-- Task requirements --
Scan the lines below for the word "name". Copy each line you find it in.

-- Given data --

_____

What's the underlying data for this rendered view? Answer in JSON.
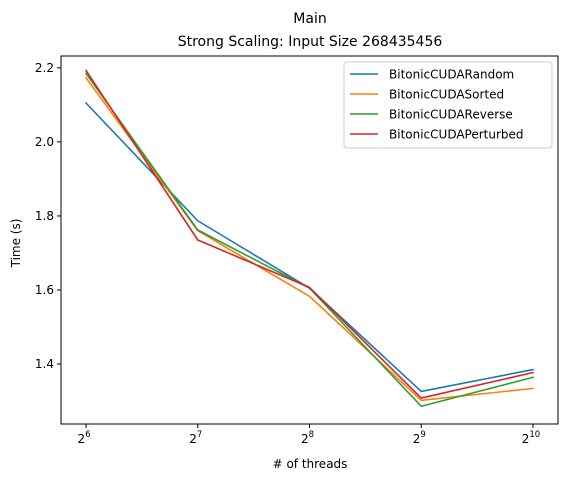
{
  "chart_data": {
    "type": "line",
    "title": "Main",
    "subtitle": "Strong Scaling: Input Size 268435456",
    "xlabel": "# of threads",
    "ylabel": "Time (s)",
    "x_scale": "log2",
    "x": [
      64,
      128,
      256,
      512,
      1024
    ],
    "x_tick_labels": [
      {
        "base": "2",
        "exp": "6"
      },
      {
        "base": "2",
        "exp": "7"
      },
      {
        "base": "2",
        "exp": "8"
      },
      {
        "base": "2",
        "exp": "9"
      },
      {
        "base": "2",
        "exp": "10"
      }
    ],
    "y_ticks": [
      1.4,
      1.6,
      1.8,
      2.0,
      2.2
    ],
    "y_tick_labels": [
      "1.4",
      "1.6",
      "1.8",
      "2.0",
      "2.2"
    ],
    "ylim": [
      1.238,
      2.232
    ],
    "grid": false,
    "legend_position": "top-right",
    "series": [
      {
        "name": "BitonicCUDARandom",
        "color": "#1f77b4",
        "values": [
          2.105,
          1.787,
          1.605,
          1.326,
          1.385
        ]
      },
      {
        "name": "BitonicCUDASorted",
        "color": "#ff7f0e",
        "values": [
          2.173,
          1.76,
          1.583,
          1.302,
          1.334
        ]
      },
      {
        "name": "BitonicCUDAReverse",
        "color": "#2ca02c",
        "values": [
          2.185,
          1.762,
          1.605,
          1.286,
          1.364
        ]
      },
      {
        "name": "BitonicCUDAPerturbed",
        "color": "#d62728",
        "values": [
          2.193,
          1.735,
          1.607,
          1.308,
          1.377
        ]
      }
    ]
  }
}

_____

-- Task answer --
        "name": "BitonicCUDARandom",
        "name": "BitonicCUDASorted",
        "name": "BitonicCUDAReverse",
        "name": "BitonicCUDAPerturbed",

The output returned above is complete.